--- What is required ---
Collect each line of the records containing the string "tienes".

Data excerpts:
————

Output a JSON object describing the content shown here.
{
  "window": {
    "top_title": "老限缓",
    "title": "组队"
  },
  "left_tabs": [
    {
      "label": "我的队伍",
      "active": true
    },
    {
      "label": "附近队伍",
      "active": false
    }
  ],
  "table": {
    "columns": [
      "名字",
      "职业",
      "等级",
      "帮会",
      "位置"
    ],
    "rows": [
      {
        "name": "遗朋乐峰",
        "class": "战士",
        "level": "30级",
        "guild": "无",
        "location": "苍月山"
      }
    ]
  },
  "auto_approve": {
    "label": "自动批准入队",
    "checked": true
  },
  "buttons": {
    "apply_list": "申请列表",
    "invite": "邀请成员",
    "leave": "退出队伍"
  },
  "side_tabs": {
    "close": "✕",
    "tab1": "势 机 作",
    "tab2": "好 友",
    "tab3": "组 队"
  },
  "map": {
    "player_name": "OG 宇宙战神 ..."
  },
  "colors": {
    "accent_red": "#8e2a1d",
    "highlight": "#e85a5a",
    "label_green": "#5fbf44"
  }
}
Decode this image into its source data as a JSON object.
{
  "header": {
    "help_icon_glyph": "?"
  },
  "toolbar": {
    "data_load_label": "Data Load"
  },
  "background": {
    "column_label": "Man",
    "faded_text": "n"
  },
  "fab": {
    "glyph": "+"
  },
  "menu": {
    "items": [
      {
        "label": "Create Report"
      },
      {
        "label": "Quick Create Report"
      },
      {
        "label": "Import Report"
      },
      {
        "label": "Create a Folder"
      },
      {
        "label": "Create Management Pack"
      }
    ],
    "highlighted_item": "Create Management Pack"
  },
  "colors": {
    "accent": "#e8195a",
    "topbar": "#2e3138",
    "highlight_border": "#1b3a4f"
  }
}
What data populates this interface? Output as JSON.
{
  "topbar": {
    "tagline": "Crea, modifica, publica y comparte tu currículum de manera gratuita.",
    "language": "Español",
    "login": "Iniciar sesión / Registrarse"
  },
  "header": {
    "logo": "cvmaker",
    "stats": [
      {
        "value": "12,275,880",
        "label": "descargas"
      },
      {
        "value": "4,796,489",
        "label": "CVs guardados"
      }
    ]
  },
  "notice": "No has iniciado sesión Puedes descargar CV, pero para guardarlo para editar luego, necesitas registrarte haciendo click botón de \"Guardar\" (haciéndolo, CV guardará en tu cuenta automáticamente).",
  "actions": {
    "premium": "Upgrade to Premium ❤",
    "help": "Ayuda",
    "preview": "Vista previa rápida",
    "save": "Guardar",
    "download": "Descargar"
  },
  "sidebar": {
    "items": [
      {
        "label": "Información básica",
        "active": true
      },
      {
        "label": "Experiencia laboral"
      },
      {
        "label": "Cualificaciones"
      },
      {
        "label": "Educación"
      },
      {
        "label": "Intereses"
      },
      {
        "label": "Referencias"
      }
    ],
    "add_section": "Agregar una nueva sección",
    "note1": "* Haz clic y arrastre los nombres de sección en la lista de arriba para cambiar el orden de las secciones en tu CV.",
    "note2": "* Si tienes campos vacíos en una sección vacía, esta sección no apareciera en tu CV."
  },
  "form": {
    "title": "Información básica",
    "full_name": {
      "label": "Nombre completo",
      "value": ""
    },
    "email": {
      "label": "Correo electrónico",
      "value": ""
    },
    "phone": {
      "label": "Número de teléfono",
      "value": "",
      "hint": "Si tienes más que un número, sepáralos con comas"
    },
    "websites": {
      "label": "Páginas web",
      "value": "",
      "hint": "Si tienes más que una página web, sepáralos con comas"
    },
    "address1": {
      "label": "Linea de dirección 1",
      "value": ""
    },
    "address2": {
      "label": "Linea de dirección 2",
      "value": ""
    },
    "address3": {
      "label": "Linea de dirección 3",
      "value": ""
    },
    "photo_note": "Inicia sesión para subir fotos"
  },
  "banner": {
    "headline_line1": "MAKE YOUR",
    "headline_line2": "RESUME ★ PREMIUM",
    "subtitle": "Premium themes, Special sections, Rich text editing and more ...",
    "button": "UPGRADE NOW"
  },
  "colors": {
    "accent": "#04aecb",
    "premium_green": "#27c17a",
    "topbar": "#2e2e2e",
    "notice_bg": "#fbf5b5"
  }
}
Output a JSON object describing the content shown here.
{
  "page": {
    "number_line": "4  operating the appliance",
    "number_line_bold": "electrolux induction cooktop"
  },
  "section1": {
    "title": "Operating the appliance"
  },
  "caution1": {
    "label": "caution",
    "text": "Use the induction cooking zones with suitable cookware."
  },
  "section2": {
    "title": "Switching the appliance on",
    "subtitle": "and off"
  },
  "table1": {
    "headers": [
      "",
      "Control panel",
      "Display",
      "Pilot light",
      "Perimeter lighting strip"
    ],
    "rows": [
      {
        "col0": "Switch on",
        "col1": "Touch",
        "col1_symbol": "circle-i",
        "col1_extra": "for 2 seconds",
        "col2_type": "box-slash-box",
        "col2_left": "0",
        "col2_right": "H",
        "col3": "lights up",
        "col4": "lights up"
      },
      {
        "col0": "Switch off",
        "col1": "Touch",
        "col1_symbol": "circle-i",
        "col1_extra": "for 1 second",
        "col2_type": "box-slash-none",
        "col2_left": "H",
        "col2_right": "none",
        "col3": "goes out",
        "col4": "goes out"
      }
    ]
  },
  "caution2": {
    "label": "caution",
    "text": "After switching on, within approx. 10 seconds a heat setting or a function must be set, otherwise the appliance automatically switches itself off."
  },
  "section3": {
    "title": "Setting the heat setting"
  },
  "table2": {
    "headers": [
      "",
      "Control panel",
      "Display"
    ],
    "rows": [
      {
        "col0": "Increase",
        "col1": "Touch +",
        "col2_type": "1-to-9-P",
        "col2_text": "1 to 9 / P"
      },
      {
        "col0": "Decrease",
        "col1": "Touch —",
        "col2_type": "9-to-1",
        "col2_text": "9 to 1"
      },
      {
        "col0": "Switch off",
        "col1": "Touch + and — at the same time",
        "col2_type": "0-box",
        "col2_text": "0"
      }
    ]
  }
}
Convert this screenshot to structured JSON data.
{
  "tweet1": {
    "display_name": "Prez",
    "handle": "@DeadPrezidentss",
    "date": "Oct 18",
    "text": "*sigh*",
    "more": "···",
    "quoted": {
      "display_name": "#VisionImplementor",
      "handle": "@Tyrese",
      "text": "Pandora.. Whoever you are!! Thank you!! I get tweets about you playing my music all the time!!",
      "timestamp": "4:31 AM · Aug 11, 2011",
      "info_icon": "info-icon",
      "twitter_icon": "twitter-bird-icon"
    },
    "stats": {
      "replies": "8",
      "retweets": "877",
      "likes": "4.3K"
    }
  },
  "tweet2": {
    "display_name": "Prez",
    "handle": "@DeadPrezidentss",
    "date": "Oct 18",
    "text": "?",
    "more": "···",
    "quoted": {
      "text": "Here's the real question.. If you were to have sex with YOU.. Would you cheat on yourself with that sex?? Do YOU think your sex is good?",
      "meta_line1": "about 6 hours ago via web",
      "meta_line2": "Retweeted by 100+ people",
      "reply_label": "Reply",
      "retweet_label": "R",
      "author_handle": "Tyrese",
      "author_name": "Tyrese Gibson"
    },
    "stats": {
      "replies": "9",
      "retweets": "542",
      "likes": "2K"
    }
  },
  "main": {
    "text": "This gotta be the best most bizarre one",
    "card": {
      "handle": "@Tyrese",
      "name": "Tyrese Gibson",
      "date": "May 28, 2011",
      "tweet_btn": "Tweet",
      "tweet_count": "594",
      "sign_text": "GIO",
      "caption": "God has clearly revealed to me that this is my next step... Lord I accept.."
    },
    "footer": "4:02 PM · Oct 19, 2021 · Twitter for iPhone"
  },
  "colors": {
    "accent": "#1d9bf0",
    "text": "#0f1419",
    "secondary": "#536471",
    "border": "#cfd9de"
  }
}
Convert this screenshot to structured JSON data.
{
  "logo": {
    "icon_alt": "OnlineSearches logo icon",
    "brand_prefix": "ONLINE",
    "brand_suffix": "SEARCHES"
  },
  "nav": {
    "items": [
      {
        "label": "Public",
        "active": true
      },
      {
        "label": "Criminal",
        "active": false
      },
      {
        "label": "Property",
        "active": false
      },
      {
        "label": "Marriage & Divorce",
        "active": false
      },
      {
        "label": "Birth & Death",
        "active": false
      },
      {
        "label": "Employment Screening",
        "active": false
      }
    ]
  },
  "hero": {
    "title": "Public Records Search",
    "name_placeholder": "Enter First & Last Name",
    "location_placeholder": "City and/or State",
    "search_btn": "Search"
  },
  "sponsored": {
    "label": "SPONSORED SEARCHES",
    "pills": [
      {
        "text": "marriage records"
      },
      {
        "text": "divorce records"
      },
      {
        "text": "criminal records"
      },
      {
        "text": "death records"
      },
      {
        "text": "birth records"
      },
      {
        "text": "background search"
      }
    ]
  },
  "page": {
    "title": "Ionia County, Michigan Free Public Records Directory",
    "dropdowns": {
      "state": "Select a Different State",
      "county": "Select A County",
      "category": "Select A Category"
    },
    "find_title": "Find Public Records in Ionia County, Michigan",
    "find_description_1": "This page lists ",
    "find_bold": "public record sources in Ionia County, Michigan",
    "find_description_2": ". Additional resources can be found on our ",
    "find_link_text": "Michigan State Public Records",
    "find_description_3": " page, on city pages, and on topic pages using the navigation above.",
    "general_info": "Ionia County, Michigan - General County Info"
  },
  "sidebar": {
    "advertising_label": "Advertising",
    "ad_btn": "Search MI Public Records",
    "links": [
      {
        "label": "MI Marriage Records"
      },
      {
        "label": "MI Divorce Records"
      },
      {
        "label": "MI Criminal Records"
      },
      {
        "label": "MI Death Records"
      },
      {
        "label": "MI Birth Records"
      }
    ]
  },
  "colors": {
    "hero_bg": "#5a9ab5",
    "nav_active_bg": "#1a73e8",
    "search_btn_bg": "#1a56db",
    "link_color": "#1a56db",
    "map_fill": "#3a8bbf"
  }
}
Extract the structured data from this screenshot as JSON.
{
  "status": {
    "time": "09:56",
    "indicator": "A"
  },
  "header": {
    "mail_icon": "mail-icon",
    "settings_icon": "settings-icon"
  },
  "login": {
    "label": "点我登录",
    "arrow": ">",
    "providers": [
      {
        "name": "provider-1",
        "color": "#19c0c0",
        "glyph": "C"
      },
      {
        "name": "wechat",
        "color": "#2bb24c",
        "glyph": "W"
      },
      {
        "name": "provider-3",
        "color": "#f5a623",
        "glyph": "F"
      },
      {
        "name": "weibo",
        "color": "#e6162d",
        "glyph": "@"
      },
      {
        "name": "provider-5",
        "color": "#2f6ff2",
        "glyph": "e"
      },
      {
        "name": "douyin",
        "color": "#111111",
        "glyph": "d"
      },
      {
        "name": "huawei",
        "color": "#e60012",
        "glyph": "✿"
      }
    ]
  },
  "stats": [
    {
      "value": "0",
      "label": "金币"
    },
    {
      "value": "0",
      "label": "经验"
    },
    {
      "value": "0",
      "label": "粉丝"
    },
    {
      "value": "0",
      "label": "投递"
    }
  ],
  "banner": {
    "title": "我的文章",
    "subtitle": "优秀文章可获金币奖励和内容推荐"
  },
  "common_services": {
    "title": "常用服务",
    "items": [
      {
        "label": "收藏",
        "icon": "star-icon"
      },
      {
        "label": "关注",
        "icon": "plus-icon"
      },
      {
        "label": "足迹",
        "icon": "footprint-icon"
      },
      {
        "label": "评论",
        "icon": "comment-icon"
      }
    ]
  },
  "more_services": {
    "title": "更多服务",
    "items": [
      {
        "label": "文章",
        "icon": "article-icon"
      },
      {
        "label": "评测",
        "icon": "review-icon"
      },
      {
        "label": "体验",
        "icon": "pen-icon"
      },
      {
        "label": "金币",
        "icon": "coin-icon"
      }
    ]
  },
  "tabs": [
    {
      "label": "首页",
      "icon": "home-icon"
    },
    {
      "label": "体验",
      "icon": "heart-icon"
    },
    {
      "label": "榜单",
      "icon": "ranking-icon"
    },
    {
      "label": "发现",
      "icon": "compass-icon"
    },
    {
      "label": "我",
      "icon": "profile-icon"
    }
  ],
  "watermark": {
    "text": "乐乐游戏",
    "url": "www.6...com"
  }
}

————

--- Solution ---
    "note2": "* Si tienes campos vacíos en una sección vacía, esta sección no apareciera en tu CV."
      "hint": "Si tienes más que un número, sepáralos con comas"
      "hint": "Si tienes más que una página web, sepáralos con comas"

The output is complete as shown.